▶

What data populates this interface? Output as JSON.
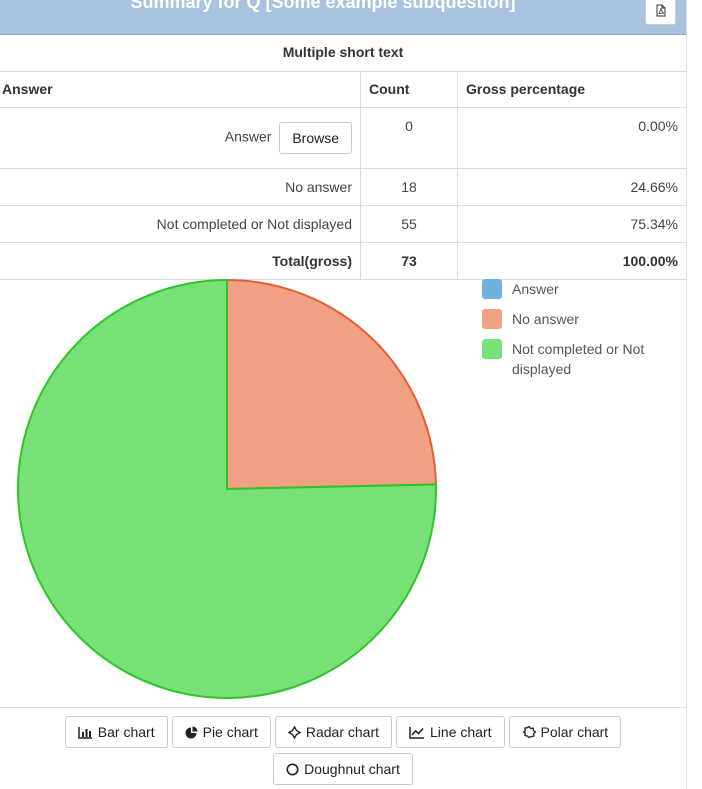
{
  "header": {
    "title": "Summary for Q [Some example subquestion]"
  },
  "subtitle": "Multiple short text",
  "table": {
    "columns": [
      "Answer",
      "Count",
      "Gross percentage"
    ],
    "rows": [
      {
        "label": "Answer",
        "count": "0",
        "pct": "0.00%",
        "button": "Browse"
      },
      {
        "label": "No answer",
        "count": "18",
        "pct": "24.66%"
      },
      {
        "label": "Not completed or Not displayed",
        "count": "55",
        "pct": "75.34%"
      }
    ],
    "total": {
      "label": "Total(gross)",
      "count": "73",
      "pct": "100.00%"
    }
  },
  "chart_data": {
    "type": "pie",
    "categories": [
      "Answer",
      "No answer",
      "Not completed or Not displayed"
    ],
    "values": [
      0,
      18,
      55
    ],
    "colors": [
      "#70b1e0",
      "#f0a083",
      "#77e076"
    ],
    "border_colors": [
      "#3f8fd0",
      "#e85d33",
      "#2ec42a"
    ],
    "legend_position": "top-right"
  },
  "legend": {
    "items": [
      {
        "label": "Answer",
        "color": "#70b1e0"
      },
      {
        "label": "No answer",
        "color": "#f0a083"
      },
      {
        "label": "Not completed or Not displayed",
        "color": "#77e076"
      }
    ]
  },
  "chart_buttons": {
    "bar": "Bar chart",
    "pie": "Pie chart",
    "radar": "Radar chart",
    "line": "Line chart",
    "polar": "Polar chart",
    "doughnut": "Doughnut chart"
  },
  "icons": [
    "pdf-icon",
    "bar-chart-icon",
    "pie-chart-icon",
    "radar-chart-icon",
    "line-chart-icon",
    "polar-chart-icon",
    "doughnut-chart-icon"
  ]
}
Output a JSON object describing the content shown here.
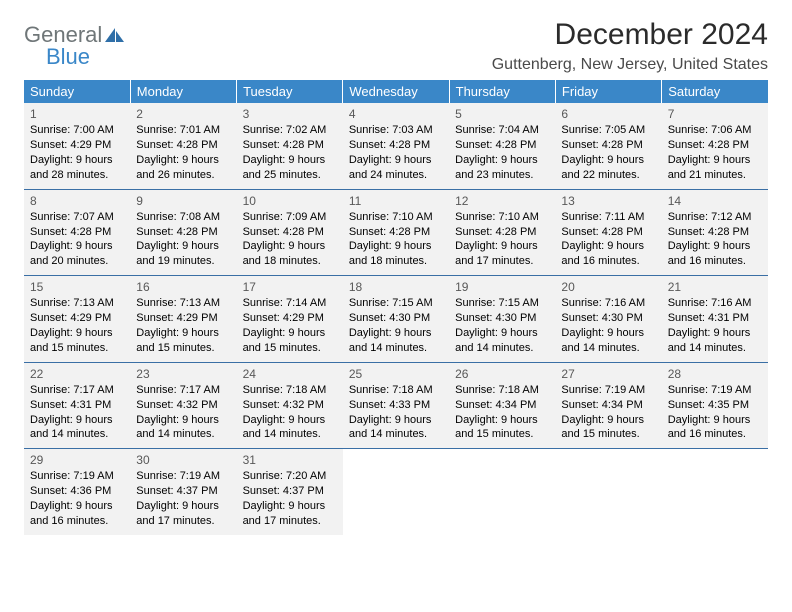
{
  "logo": {
    "line1": "General",
    "line2": "Blue"
  },
  "title": "December 2024",
  "location": "Guttenberg, New Jersey, United States",
  "colors": {
    "header_bg": "#3a87c8",
    "header_text": "#ffffff",
    "cell_bg": "#f2f2f2",
    "border": "#3a6fa5",
    "logo_gray": "#6f7678",
    "logo_blue": "#3a87c8"
  },
  "weekdays": [
    "Sunday",
    "Monday",
    "Tuesday",
    "Wednesday",
    "Thursday",
    "Friday",
    "Saturday"
  ],
  "days": [
    {
      "n": "1",
      "sr": "7:00 AM",
      "ss": "4:29 PM",
      "dl": "9 hours and 28 minutes."
    },
    {
      "n": "2",
      "sr": "7:01 AM",
      "ss": "4:28 PM",
      "dl": "9 hours and 26 minutes."
    },
    {
      "n": "3",
      "sr": "7:02 AM",
      "ss": "4:28 PM",
      "dl": "9 hours and 25 minutes."
    },
    {
      "n": "4",
      "sr": "7:03 AM",
      "ss": "4:28 PM",
      "dl": "9 hours and 24 minutes."
    },
    {
      "n": "5",
      "sr": "7:04 AM",
      "ss": "4:28 PM",
      "dl": "9 hours and 23 minutes."
    },
    {
      "n": "6",
      "sr": "7:05 AM",
      "ss": "4:28 PM",
      "dl": "9 hours and 22 minutes."
    },
    {
      "n": "7",
      "sr": "7:06 AM",
      "ss": "4:28 PM",
      "dl": "9 hours and 21 minutes."
    },
    {
      "n": "8",
      "sr": "7:07 AM",
      "ss": "4:28 PM",
      "dl": "9 hours and 20 minutes."
    },
    {
      "n": "9",
      "sr": "7:08 AM",
      "ss": "4:28 PM",
      "dl": "9 hours and 19 minutes."
    },
    {
      "n": "10",
      "sr": "7:09 AM",
      "ss": "4:28 PM",
      "dl": "9 hours and 18 minutes."
    },
    {
      "n": "11",
      "sr": "7:10 AM",
      "ss": "4:28 PM",
      "dl": "9 hours and 18 minutes."
    },
    {
      "n": "12",
      "sr": "7:10 AM",
      "ss": "4:28 PM",
      "dl": "9 hours and 17 minutes."
    },
    {
      "n": "13",
      "sr": "7:11 AM",
      "ss": "4:28 PM",
      "dl": "9 hours and 16 minutes."
    },
    {
      "n": "14",
      "sr": "7:12 AM",
      "ss": "4:28 PM",
      "dl": "9 hours and 16 minutes."
    },
    {
      "n": "15",
      "sr": "7:13 AM",
      "ss": "4:29 PM",
      "dl": "9 hours and 15 minutes."
    },
    {
      "n": "16",
      "sr": "7:13 AM",
      "ss": "4:29 PM",
      "dl": "9 hours and 15 minutes."
    },
    {
      "n": "17",
      "sr": "7:14 AM",
      "ss": "4:29 PM",
      "dl": "9 hours and 15 minutes."
    },
    {
      "n": "18",
      "sr": "7:15 AM",
      "ss": "4:30 PM",
      "dl": "9 hours and 14 minutes."
    },
    {
      "n": "19",
      "sr": "7:15 AM",
      "ss": "4:30 PM",
      "dl": "9 hours and 14 minutes."
    },
    {
      "n": "20",
      "sr": "7:16 AM",
      "ss": "4:30 PM",
      "dl": "9 hours and 14 minutes."
    },
    {
      "n": "21",
      "sr": "7:16 AM",
      "ss": "4:31 PM",
      "dl": "9 hours and 14 minutes."
    },
    {
      "n": "22",
      "sr": "7:17 AM",
      "ss": "4:31 PM",
      "dl": "9 hours and 14 minutes."
    },
    {
      "n": "23",
      "sr": "7:17 AM",
      "ss": "4:32 PM",
      "dl": "9 hours and 14 minutes."
    },
    {
      "n": "24",
      "sr": "7:18 AM",
      "ss": "4:32 PM",
      "dl": "9 hours and 14 minutes."
    },
    {
      "n": "25",
      "sr": "7:18 AM",
      "ss": "4:33 PM",
      "dl": "9 hours and 14 minutes."
    },
    {
      "n": "26",
      "sr": "7:18 AM",
      "ss": "4:34 PM",
      "dl": "9 hours and 15 minutes."
    },
    {
      "n": "27",
      "sr": "7:19 AM",
      "ss": "4:34 PM",
      "dl": "9 hours and 15 minutes."
    },
    {
      "n": "28",
      "sr": "7:19 AM",
      "ss": "4:35 PM",
      "dl": "9 hours and 16 minutes."
    },
    {
      "n": "29",
      "sr": "7:19 AM",
      "ss": "4:36 PM",
      "dl": "9 hours and 16 minutes."
    },
    {
      "n": "30",
      "sr": "7:19 AM",
      "ss": "4:37 PM",
      "dl": "9 hours and 17 minutes."
    },
    {
      "n": "31",
      "sr": "7:20 AM",
      "ss": "4:37 PM",
      "dl": "9 hours and 17 minutes."
    }
  ],
  "labels": {
    "sunrise": "Sunrise: ",
    "sunset": "Sunset: ",
    "daylight": "Daylight: "
  }
}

◀

TASK TO COMPLETE ->
What is needed is an exact reproduction of the data, pictures excluded.

SOLVED PROBLEM ->
What data populates this interface? Output as JSON.
{
  "header": {
    "title": "Summary for Q [Some example subquestion]"
  },
  "subtitle": "Multiple short text",
  "table": {
    "columns": [
      "Answer",
      "Count",
      "Gross percentage"
    ],
    "rows": [
      {
        "label": "Answer",
        "count": "0",
        "pct": "0.00%",
        "button": "Browse"
      },
      {
        "label": "No answer",
        "count": "18",
        "pct": "24.66%"
      },
      {
        "label": "Not completed or Not displayed",
        "count": "55",
        "pct": "75.34%"
      }
    ],
    "total": {
      "label": "Total(gross)",
      "count": "73",
      "pct": "100.00%"
    }
  },
  "chart_data": {
    "type": "pie",
    "categories": [
      "Answer",
      "No answer",
      "Not completed or Not displayed"
    ],
    "values": [
      0,
      18,
      55
    ],
    "colors": [
      "#70b1e0",
      "#f0a083",
      "#77e076"
    ],
    "border_colors": [
      "#3f8fd0",
      "#e85d33",
      "#2ec42a"
    ],
    "legend_position": "top-right"
  },
  "legend": {
    "items": [
      {
        "label": "Answer",
        "color": "#70b1e0"
      },
      {
        "label": "No answer",
        "color": "#f0a083"
      },
      {
        "label": "Not completed or Not displayed",
        "color": "#77e076"
      }
    ]
  },
  "chart_buttons": {
    "bar": "Bar chart",
    "pie": "Pie chart",
    "radar": "Radar chart",
    "line": "Line chart",
    "polar": "Polar chart",
    "doughnut": "Doughnut chart"
  },
  "icons": [
    "pdf-icon",
    "bar-chart-icon",
    "pie-chart-icon",
    "radar-chart-icon",
    "line-chart-icon",
    "polar-chart-icon",
    "doughnut-chart-icon"
  ]
}
Output a JSON object describing the content shown here.
{
  "logo": {
    "line1": "General",
    "line2": "Blue"
  },
  "title": "December 2024",
  "location": "Guttenberg, New Jersey, United States",
  "colors": {
    "header_bg": "#3a87c8",
    "header_text": "#ffffff",
    "cell_bg": "#f2f2f2",
    "border": "#3a6fa5",
    "logo_gray": "#6f7678",
    "logo_blue": "#3a87c8"
  },
  "weekdays": [
    "Sunday",
    "Monday",
    "Tuesday",
    "Wednesday",
    "Thursday",
    "Friday",
    "Saturday"
  ],
  "days": [
    {
      "n": "1",
      "sr": "7:00 AM",
      "ss": "4:29 PM",
      "dl": "9 hours and 28 minutes."
    },
    {
      "n": "2",
      "sr": "7:01 AM",
      "ss": "4:28 PM",
      "dl": "9 hours and 26 minutes."
    },
    {
      "n": "3",
      "sr": "7:02 AM",
      "ss": "4:28 PM",
      "dl": "9 hours and 25 minutes."
    },
    {
      "n": "4",
      "sr": "7:03 AM",
      "ss": "4:28 PM",
      "dl": "9 hours and 24 minutes."
    },
    {
      "n": "5",
      "sr": "7:04 AM",
      "ss": "4:28 PM",
      "dl": "9 hours and 23 minutes."
    },
    {
      "n": "6",
      "sr": "7:05 AM",
      "ss": "4:28 PM",
      "dl": "9 hours and 22 minutes."
    },
    {
      "n": "7",
      "sr": "7:06 AM",
      "ss": "4:28 PM",
      "dl": "9 hours and 21 minutes."
    },
    {
      "n": "8",
      "sr": "7:07 AM",
      "ss": "4:28 PM",
      "dl": "9 hours and 20 minutes."
    },
    {
      "n": "9",
      "sr": "7:08 AM",
      "ss": "4:28 PM",
      "dl": "9 hours and 19 minutes."
    },
    {
      "n": "10",
      "sr": "7:09 AM",
      "ss": "4:28 PM",
      "dl": "9 hours and 18 minutes."
    },
    {
      "n": "11",
      "sr": "7:10 AM",
      "ss": "4:28 PM",
      "dl": "9 hours and 18 minutes."
    },
    {
      "n": "12",
      "sr": "7:10 AM",
      "ss": "4:28 PM",
      "dl": "9 hours and 17 minutes."
    },
    {
      "n": "13",
      "sr": "7:11 AM",
      "ss": "4:28 PM",
      "dl": "9 hours and 16 minutes."
    },
    {
      "n": "14",
      "sr": "7:12 AM",
      "ss": "4:28 PM",
      "dl": "9 hours and 16 minutes."
    },
    {
      "n": "15",
      "sr": "7:13 AM",
      "ss": "4:29 PM",
      "dl": "9 hours and 15 minutes."
    },
    {
      "n": "16",
      "sr": "7:13 AM",
      "ss": "4:29 PM",
      "dl": "9 hours and 15 minutes."
    },
    {
      "n": "17",
      "sr": "7:14 AM",
      "ss": "4:29 PM",
      "dl": "9 hours and 15 minutes."
    },
    {
      "n": "18",
      "sr": "7:15 AM",
      "ss": "4:30 PM",
      "dl": "9 hours and 14 minutes."
    },
    {
      "n": "19",
      "sr": "7:15 AM",
      "ss": "4:30 PM",
      "dl": "9 hours and 14 minutes."
    },
    {
      "n": "20",
      "sr": "7:16 AM",
      "ss": "4:30 PM",
      "dl": "9 hours and 14 minutes."
    },
    {
      "n": "21",
      "sr": "7:16 AM",
      "ss": "4:31 PM",
      "dl": "9 hours and 14 minutes."
    },
    {
      "n": "22",
      "sr": "7:17 AM",
      "ss": "4:31 PM",
      "dl": "9 hours and 14 minutes."
    },
    {
      "n": "23",
      "sr": "7:17 AM",
      "ss": "4:32 PM",
      "dl": "9 hours and 14 minutes."
    },
    {
      "n": "24",
      "sr": "7:18 AM",
      "ss": "4:32 PM",
      "dl": "9 hours and 14 minutes."
    },
    {
      "n": "25",
      "sr": "7:18 AM",
      "ss": "4:33 PM",
      "dl": "9 hours and 14 minutes."
    },
    {
      "n": "26",
      "sr": "7:18 AM",
      "ss": "4:34 PM",
      "dl": "9 hours and 15 minutes."
    },
    {
      "n": "27",
      "sr": "7:19 AM",
      "ss": "4:34 PM",
      "dl": "9 hours and 15 minutes."
    },
    {
      "n": "28",
      "sr": "7:19 AM",
      "ss": "4:35 PM",
      "dl": "9 hours and 16 minutes."
    },
    {
      "n": "29",
      "sr": "7:19 AM",
      "ss": "4:36 PM",
      "dl": "9 hours and 16 minutes."
    },
    {
      "n": "30",
      "sr": "7:19 AM",
      "ss": "4:37 PM",
      "dl": "9 hours and 17 minutes."
    },
    {
      "n": "31",
      "sr": "7:20 AM",
      "ss": "4:37 PM",
      "dl": "9 hours and 17 minutes."
    }
  ],
  "labels": {
    "sunrise": "Sunrise: ",
    "sunset": "Sunset: ",
    "daylight": "Daylight: "
  }
}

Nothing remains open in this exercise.